EXERCISE - Please show every line from the entries that carries the word "other".

::: EXERCISE INPUT :::

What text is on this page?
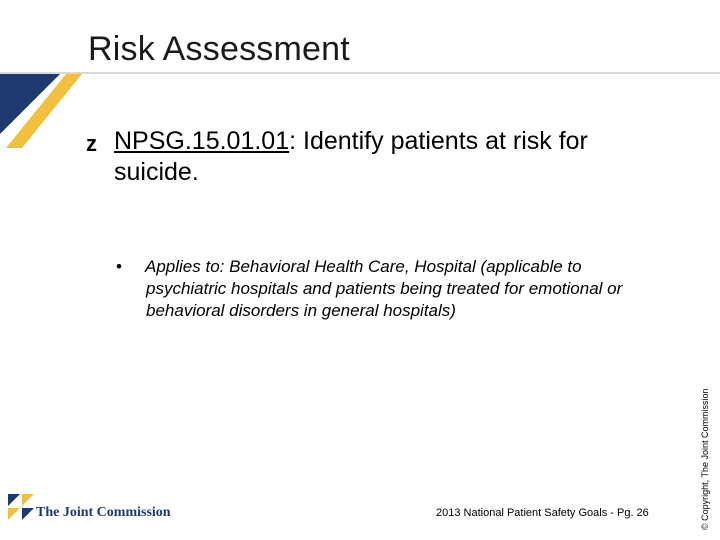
Risk Assessment
z NPSG.15.01.01: Identify patients at risk for suicide.
•	Applies to: Behavioral Health Care, Hospital (applicable to psychiatric hospitals and patients being treated for emotional or behavioral disorders in general hospitals)
© Copyright, The Joint Commission
The Joint Commission	2013 National Patient Safety Goals - Pg. 26
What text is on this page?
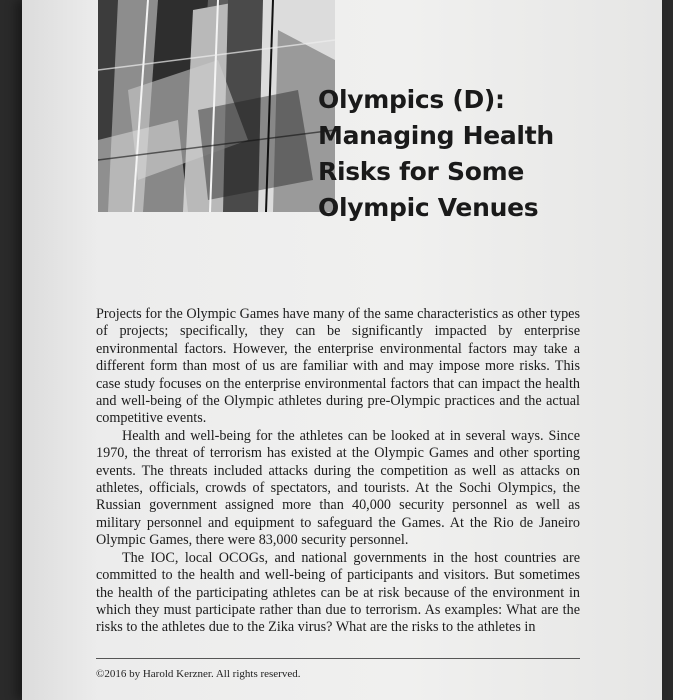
Olympics (D):
Managing Health
Risks for Some
Olympic Venues

Projects for the Olympic Games have many of the same characteristics as other types of projects; specifically, they can be significantly impacted by enterprise environmental factors. However, the enterprise environmental factors may take a different form than most of us are familiar with and may impose more risks. This case study focuses on the enterprise environmental factors that can impact the health and well-being of the Olympic athletes during pre-Olympic practices and the actual competitive events.

Health and well-being for the athletes can be looked at in several ways. Since 1970, the threat of terrorism has existed at the Olympic Games and other sporting events. The threats included attacks during the competition as well as attacks on athletes, officials, crowds of spectators, and tourists. At the Sochi Olympics, the Russian government assigned more than 40,000 security personnel as well as military personnel and equipment to safeguard the Games. At the Rio de Janeiro Olympic Games, there were 83,000 security personnel.

The IOC, local OCOGs, and national governments in the host countries are committed to the health and well-being of participants and visitors. But sometimes the health of the participating athletes can be at risk because of the environment in which they must participate rather than due to terrorism. As examples: What are the risks to the athletes due to the Zika virus? What are the risks to the athletes in

©2016 by Harold Kerzner. All rights reserved.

:::

FINISHED TASK -
Projects for the Olympic Games have many of the same characteristics as other types of projects; specifically, they can be significantly impacted by enterprise environmental factors. However, the enterprise environmental factors may take a different form than most of us are familiar with and may impose more risks. This case study focuses on the enterprise environmental factors that can impact the health and well-being of the Olympic athletes during pre-Olympic practices and the actual competitive events.
Health and well-being for the athletes can be looked at in several ways. Since 1970, the threat of terrorism has existed at the Olympic Games and other sporting events. The threats included attacks during the competition as well as attacks on athletes, officials, crowds of spectators, and tourists. At the Sochi Olympics, the Russian government assigned more than 40,000 security personnel as well as military personnel and equipment to safeguard the Games. At the Rio de Janeiro Olympic Games, there were 83,000 security personnel.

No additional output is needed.